DOCUMENT EXTRACT:
1856–59
Crime, Business, and a Wedding
In the year 1856, Quebec briefly became the capital of the Dominion of Canada by vote of the Legislative Assembly.[1] At the same time, Henry Fry & Company came into existence, occupying an office on the most prominent business street in Quebec’s Lower Town, St. Peter Street (now Rue St. Pierre). The first horse-drawn streetcars began to rumble through Lower Town.
Henry’s financial condition, and that of his company, wasn’t especially robust. He had less than £1,000 of capital … not much when a year could pass between the time you purchased goods and paid for shipping them and when the customer in England finally paid you. But William Yeo, who’d helped Henry after Whitwill put the screws to the young shipbroker, kindly lent him $25,000 to capitalize the business.
“I made such a good year in commissions, lumber contracts, etc., that I cleared $7,000,” recorded Henry.[2] With the money he was able to pay off his debt to Whitwill.
In 1856, a total of forty-two sailing ships were launched from Quebec yards, an annual amount typical for the 1850s.[3] Plenty of skilled manpower was available to build the ships. The local population’s shipbuilding skills, however, weren’t matched by any indigenous seafaring skills. Quebec-born sailors were in short supply. When a ship was launched from Quebec yards, the captain had to recruit the crew elsewhere, perhaps from Boston or New York, or from men running away from other ships. As many as a thousand runaways manned new ships sailing out of Quebec in 1856.[4] The runaways themselves were frequently victims of crimps — thugs who boarded an arriving ship and captured its crew members, or who got them drunk in taverns ashore, seized them, then delivered them to another ship about to sail out of Quebec.
“The shortage of labour in Quebec was so severe that it turned the seaman into a high-priced commodity whose arranged desertion became the staple trade of the Lower Town of Quebec,” writes Judith Fingard in Jack in Port.[5] “There were 200 to 300 crimps in Quebec at mid-century, composed of the lowest characters in the city.… In their resort to chicanery, force, assault and murder, the crimps of Quebec could hold their own with their counterparts in New Orleans, San Francisco or Shanghai.”
The cruelty and corruption angered Henry, and in 1856 he wrote to the Times of London, a letter subsequently reprinted in Quebec newspapers:
The crimping system has now reached such a pitch [that] the force of law is completely set at defiance. Night after night ships in this harbor are boarded by crimps well armed with revolvers, the crews carried off, masters and officers threatened with instant death if they resist or interfere, and the owners’ property plundered wholesale. And for this state of things, the authorities here either cannot or will not find a remedy. I can cite scores of instances to prove the truth of the above. Piracy stalks abroad unchecked in the midst of a British population, and under the very walls of a British fortress.

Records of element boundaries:

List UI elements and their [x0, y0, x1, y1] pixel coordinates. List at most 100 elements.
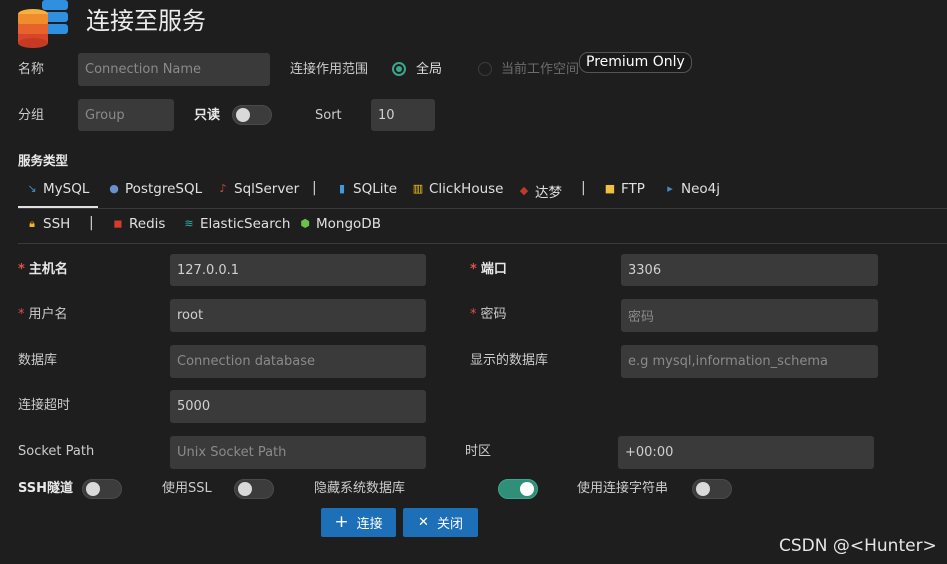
port-input[interactable]: 3306: [621, 254, 878, 286]
timeout-input[interactable]: 5000: [170, 390, 426, 423]
tab-mysql[interactable]: ↘ MySQL: [26, 181, 89, 197]
tab-dameng-label: 达梦: [535, 185, 562, 201]
show-databases-label: 显示的数据库: [470, 353, 549, 368]
required-mark: *: [18, 307, 25, 322]
sort-label: Sort: [315, 108, 342, 123]
group-label: 分组: [18, 108, 45, 123]
tab-neo4j[interactable]: ▸ Neo4j: [664, 181, 720, 197]
tab-redis[interactable]: ◼ Redis: [112, 216, 165, 232]
tab-sqlite-label: SQLite: [353, 181, 398, 197]
username-label: * 用户名: [18, 307, 68, 323]
name-label: 名称: [18, 62, 45, 77]
tab-neo4j-label: Neo4j: [681, 181, 721, 197]
tab-ftp-label: FTP: [621, 181, 645, 197]
premium-only-badge: Premium Only: [579, 52, 692, 73]
tab-separator: |: [312, 180, 317, 196]
connect-button[interactable]: + 连接: [321, 508, 396, 537]
tab-clickhouse[interactable]: ▥ ClickHouse: [412, 181, 504, 197]
tab-elasticsearch[interactable]: ≋ ElasticSearch: [183, 216, 290, 232]
use-connection-string-toggle[interactable]: [692, 479, 732, 499]
tab-ftp[interactable]: ■ FTP: [604, 181, 645, 197]
group-placeholder: Group: [85, 107, 125, 123]
socket-path-input[interactable]: Unix Socket Path: [170, 436, 426, 469]
tab-elasticsearch-label: ElasticSearch: [200, 216, 291, 232]
scope-workspace-label: 当前工作空间: [501, 62, 580, 77]
tab-mongodb[interactable]: ⬢ MongoDB: [299, 216, 381, 232]
use-ssl-toggle[interactable]: [234, 479, 274, 499]
database-label: 数据库: [18, 353, 58, 368]
host-value: 127.0.0.1: [177, 262, 240, 278]
password-placeholder: 密码: [628, 310, 655, 325]
hide-system-db-toggle[interactable]: [498, 479, 538, 499]
timezone-input[interactable]: +00:00: [618, 436, 874, 469]
folder-icon: ■: [604, 182, 616, 195]
username-label-text: 用户名: [28, 307, 68, 322]
password-label-text: 密码: [480, 307, 507, 322]
redis-icon: ◼: [113, 217, 123, 230]
scope-label: 连接作用范围: [290, 62, 369, 77]
tabs-divider: [18, 243, 947, 244]
tab-ssh-label: SSH: [43, 216, 71, 232]
lock-icon: 🔒︎: [29, 217, 35, 230]
connection-name-input[interactable]: Connection Name: [78, 53, 270, 86]
tab-dameng[interactable]: ◆ 达梦: [518, 181, 562, 202]
timeout-value: 5000: [177, 399, 211, 414]
show-databases-placeholder: e.g mysql,information_schema: [628, 354, 828, 369]
tab-sqlserver[interactable]: ♪ SqlServer: [217, 181, 299, 197]
tab-redis-label: Redis: [129, 216, 166, 232]
username-value: root: [177, 308, 204, 323]
tab-mongodb-label: MongoDB: [316, 216, 381, 232]
host-input[interactable]: 127.0.0.1: [170, 254, 426, 286]
tab-ssh[interactable]: 🔒︎ SSH: [26, 216, 70, 232]
timeout-label: 连接超时: [18, 398, 71, 413]
scope-global-radio[interactable]: [392, 62, 406, 76]
app-logo-icon: [18, 0, 68, 48]
ssh-tunnel-label: SSH隧道: [18, 481, 74, 496]
readonly-toggle[interactable]: [232, 105, 272, 125]
close-icon: ✕: [418, 515, 429, 530]
use-connection-string-label: 使用连接字符串: [577, 481, 669, 496]
mongodb-icon: ⬢: [300, 217, 310, 230]
timezone-value: +00:00: [625, 445, 674, 460]
hide-system-db-label: 隐藏系统数据库: [314, 481, 406, 496]
mysql-icon: ↘: [27, 182, 37, 195]
service-type-label: 服务类型: [18, 153, 69, 168]
csdn-watermark: CSDN @<Hunter>: [779, 536, 937, 556]
sort-value: 10: [378, 107, 395, 123]
tab-sqlserver-label: SqlServer: [234, 181, 300, 197]
tab-sqlite[interactable]: ▮ SQLite: [336, 181, 397, 197]
host-label: * 主机名: [18, 262, 68, 278]
close-button[interactable]: ✕ 关闭: [403, 508, 478, 537]
group-input[interactable]: Group: [78, 99, 174, 131]
sqlserver-icon: ♪: [219, 182, 227, 195]
connection-name-placeholder: Connection Name: [85, 62, 202, 77]
tabs-divider: [18, 208, 947, 209]
neo4j-icon: ▸: [667, 182, 673, 195]
page-title: 连接至服务: [86, 7, 206, 35]
required-mark: *: [470, 262, 477, 277]
password-input[interactable]: 密码: [621, 299, 878, 332]
database-input[interactable]: Connection database: [170, 345, 426, 378]
tab-clickhouse-label: ClickHouse: [429, 181, 504, 197]
postgresql-icon: ●: [109, 182, 119, 195]
clickhouse-icon: ▥: [412, 182, 424, 195]
close-button-label: 关闭: [436, 517, 463, 532]
scope-global-label[interactable]: 全局: [416, 62, 442, 78]
tab-separator: |: [89, 215, 94, 231]
tab-mysql-label: MySQL: [43, 181, 90, 197]
show-databases-input[interactable]: e.g mysql,information_schema: [621, 345, 878, 378]
required-mark: *: [470, 307, 477, 322]
use-ssl-label: 使用SSL: [162, 481, 212, 496]
elasticsearch-icon: ≋: [184, 217, 194, 230]
scope-workspace-radio: [478, 62, 492, 76]
port-label: * 端口: [470, 262, 507, 278]
socket-path-label: Socket Path: [18, 444, 95, 459]
sort-input[interactable]: 10: [371, 99, 435, 131]
connect-button-label: 连接: [356, 517, 383, 532]
sqlite-icon: ▮: [338, 182, 346, 195]
port-value: 3306: [628, 262, 662, 278]
readonly-label: 只读: [194, 108, 221, 123]
tab-postgresql[interactable]: ● PostgreSQL: [108, 181, 202, 197]
ssh-tunnel-toggle[interactable]: [82, 479, 122, 499]
username-input[interactable]: root: [170, 299, 426, 332]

WORK TO COMPLETE:
1 - Can you rewrite the paragraph of the Quebec shipping history that begins "In 1856, a total of forty-two sailing ships" as a brief bulleted list that keeps its main facts?
2 - Carry on the Quebec shipping history from its final sentence.

RESPONSES BY TASK:
1 -
- Quebec yards launched forty-two sailing ships in 1856, a typical yearly number for the 1850s.
- Skilled shipbuilders were plentiful, but Quebec-born sailors were scarce.
- Captains of newly launched ships had to recruit crews elsewhere, perhaps from Boston or New York, or from men who had run away from other ships.
- As many as a thousand runaways crewed new ships leaving Quebec in 1856.
- Many of these runaways were victims of crimps, thugs who seized sailors from arriving ships or got them drunk in taverns ashore, then delivered them to ships about to sail.

2 -
Not everyone shared his views on crimping. Some resented Henry airing the seamy side of Quebec maritime life in the pages of London’s foremost newspaper. “Writing letters of complaint to newspapers is a very common way of evading duties,” declared the Quebec Mercury in an editorial critical of Henry’s letter to the Times.[6] The Mercury declared that the city’s crimping was no worse than in other major ports around the world. The newspaper blamed the stinginess of merchants like Henry for Quebec’s insufficient supply of seamen. The ship-owners and masters could easily arrange to bring able-bodied sailors from England to meet the crewing needs of outgoing ships. “Neither seamen nor crimps are responsible for the existing state of affairs,” stated the Mercury. “The remedy must be applied by the mercantile community.”[7] Easier written than done, however.
Crimping wasn’t the only trouble on Henry’s mind. The international economy was in a swoon. The price of deals (sawn softwood timber, typically a thick plank of pine or spruce) had fallen by half since 1854, and ships and freight by almost as much. “In 1857 came the Indian Mutiny [leading to the collapse of the East India Company] and terrible panic,” he wrote.[8] “Five English and Scottish banks failed. The panic in the U.S. was also severe.”
Henry had been half owner of the sailing ship Hinda since the late winter of 1854. Already burdened by paying interest on the original purchase price, he now faced the fact that the ship’s value had plummeted, an early victim of steam’s superiority over sail.“The Crimean War was winding down,” he wrote, “and the British government was chartering steamships, rather than sailing ships, to bring the troops home.”
He decided to sell his half of Hinda to the Bristol pawnbroker Cole who owned the other half and was managing her. “Owing to a petty act of attempted fraud on his part, I sold the other half to him at a sacrifice, losing on the whole, some £600.”
While the worldwide depression disadvantaged Henry as a seller, he could now buy cheaply. In the spring of 1857, the sailing ship Lotus was for sale in Bristol. He saw her as a large ship admirably suited for the Quebec trade, although sixteen years old. “As I had not the means to pay for more than one-quarter of her, I induced Mr. Yeo to take 1/4, and two very dear friends, Captain Joseph Samson and Mr. R.S. May, consented to take 1/4 each. So we bought her for £3,900.”[9] As for his own share, he appears to have bought it mostly with other people’s money, notably $25,000 from the munificent William Yeo in Devon.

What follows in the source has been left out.